» Set exercise
The records below must be copied in full; omit the images.

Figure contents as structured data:
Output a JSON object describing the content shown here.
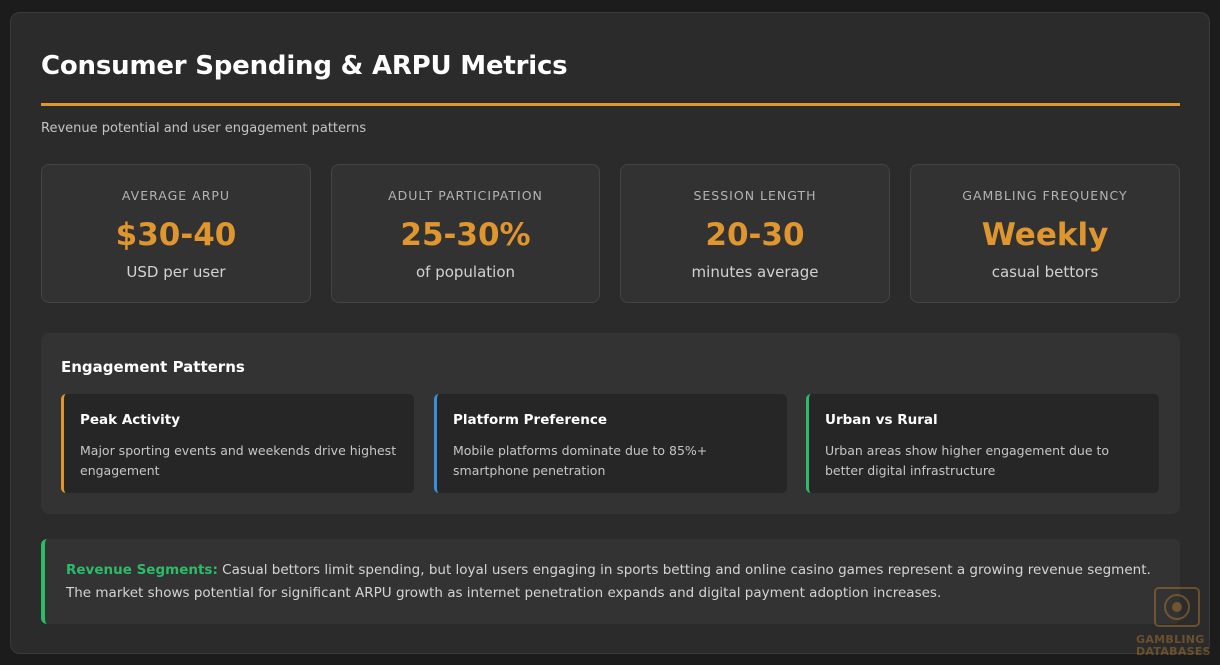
{
  "header": {
    "title": "Consumer Spending & ARPU Metrics",
    "subtitle": "Revenue potential and user engagement patterns"
  },
  "metrics": [
    {
      "label": "AVERAGE ARPU",
      "value": "$30-40",
      "sub": "USD per user"
    },
    {
      "label": "ADULT PARTICIPATION",
      "value": "25-30%",
      "sub": "of population"
    },
    {
      "label": "SESSION LENGTH",
      "value": "20-30",
      "sub": "minutes average"
    },
    {
      "label": "GAMBLING FREQUENCY",
      "value": "Weekly",
      "sub": "casual bettors"
    }
  ],
  "engagement": {
    "title": "Engagement Patterns",
    "cards": [
      {
        "title": "Peak Activity",
        "text": "Major sporting events and weekends drive highest engagement",
        "accent": "#e0962e"
      },
      {
        "title": "Platform Preference",
        "text": "Mobile platforms dominate due to 85%+ smartphone penetration",
        "accent": "#3b8fd9"
      },
      {
        "title": "Urban vs Rural",
        "text": "Urban areas show higher engagement due to better digital infrastructure",
        "accent": "#2dbb6a"
      }
    ]
  },
  "note": {
    "label": "Revenue Segments:",
    "text": " Casual bettors limit spending, but loyal users engaging in sports betting and online casino games represent a growing revenue segment. The market shows potential for significant ARPU growth as internet penetration expands and digital payment adoption increases."
  },
  "watermark": {
    "line1": "GAMBLING",
    "line2": "DATABASES"
  },
  "colors": {
    "accent": "#e0962e",
    "green": "#2dbb6a",
    "blue": "#3b8fd9"
  }
}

» Finished task
Output a JSON object describing the content shown here.
{
  "header": {
    "title": "Consumer Spending & ARPU Metrics",
    "subtitle": "Revenue potential and user engagement patterns"
  },
  "metrics": [
    {
      "label": "AVERAGE ARPU",
      "value": "$30-40",
      "sub": "USD per user"
    },
    {
      "label": "ADULT PARTICIPATION",
      "value": "25-30%",
      "sub": "of population"
    },
    {
      "label": "SESSION LENGTH",
      "value": "20-30",
      "sub": "minutes average"
    },
    {
      "label": "GAMBLING FREQUENCY",
      "value": "Weekly",
      "sub": "casual bettors"
    }
  ],
  "engagement": {
    "title": "Engagement Patterns",
    "cards": [
      {
        "title": "Peak Activity",
        "text": "Major sporting events and weekends drive highest engagement",
        "accent": "#e0962e"
      },
      {
        "title": "Platform Preference",
        "text": "Mobile platforms dominate due to 85%+ smartphone penetration",
        "accent": "#3b8fd9"
      },
      {
        "title": "Urban vs Rural",
        "text": "Urban areas show higher engagement due to better digital infrastructure",
        "accent": "#2dbb6a"
      }
    ]
  },
  "note": {
    "label": "Revenue Segments:",
    "text": " Casual bettors limit spending, but loyal users engaging in sports betting and online casino games represent a growing revenue segment. The market shows potential for significant ARPU growth as internet penetration expands and digital payment adoption increases."
  },
  "watermark": {
    "line1": "GAMBLING",
    "line2": "DATABASES"
  },
  "colors": {
    "accent": "#e0962e",
    "green": "#2dbb6a",
    "blue": "#3b8fd9"
  }
}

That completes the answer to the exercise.